* **Goal**
Output all entries verbatim. Skip pictures.

* **Dataset extract**
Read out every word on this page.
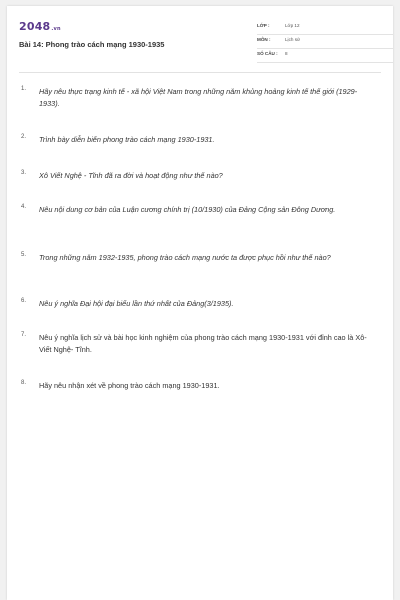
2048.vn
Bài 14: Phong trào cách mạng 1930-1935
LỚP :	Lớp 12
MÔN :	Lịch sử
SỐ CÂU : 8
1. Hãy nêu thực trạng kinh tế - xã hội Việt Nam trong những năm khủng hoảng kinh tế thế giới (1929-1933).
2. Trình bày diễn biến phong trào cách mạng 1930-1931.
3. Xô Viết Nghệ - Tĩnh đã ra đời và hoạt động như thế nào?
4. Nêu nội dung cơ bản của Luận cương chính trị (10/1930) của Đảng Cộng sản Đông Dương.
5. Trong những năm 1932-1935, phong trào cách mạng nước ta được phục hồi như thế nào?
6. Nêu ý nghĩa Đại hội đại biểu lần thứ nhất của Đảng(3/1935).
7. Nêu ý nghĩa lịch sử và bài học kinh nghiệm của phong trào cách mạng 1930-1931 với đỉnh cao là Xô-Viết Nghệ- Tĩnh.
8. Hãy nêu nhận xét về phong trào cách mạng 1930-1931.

* **Reply to the exercise**
Read out every word on this page.
2048.vn
Bài 14: Phong trào cách mạng 1930-1935
LỚP :	Lớp 12
MÔN :	Lịch sử
SỐ CÂU : 8
1. Hãy nêu thực trạng kinh tế - xã hội Việt Nam trong những năm khủng hoảng kinh tế thế giới (1929-1933).
2. Trình bày diễn biến phong trào cách mạng 1930-1931.
3. Xô Viết Nghệ - Tĩnh đã ra đời và hoạt động như thế nào?
4. Nêu nội dung cơ bản của Luận cương chính trị (10/1930) của Đảng Cộng sản Đông Dương.
5. Trong những năm 1932-1935, phong trào cách mạng nước ta được phục hồi như thế nào?
6. Nêu ý nghĩa Đại hội đại biểu lần thứ nhất của Đảng(3/1935).
7. Nêu ý nghĩa lịch sử và bài học kinh nghiệm của phong trào cách mạng 1930-1931 với đỉnh cao là Xô-Viết Nghệ- Tĩnh.
8. Hãy nêu nhận xét về phong trào cách mạng 1930-1931.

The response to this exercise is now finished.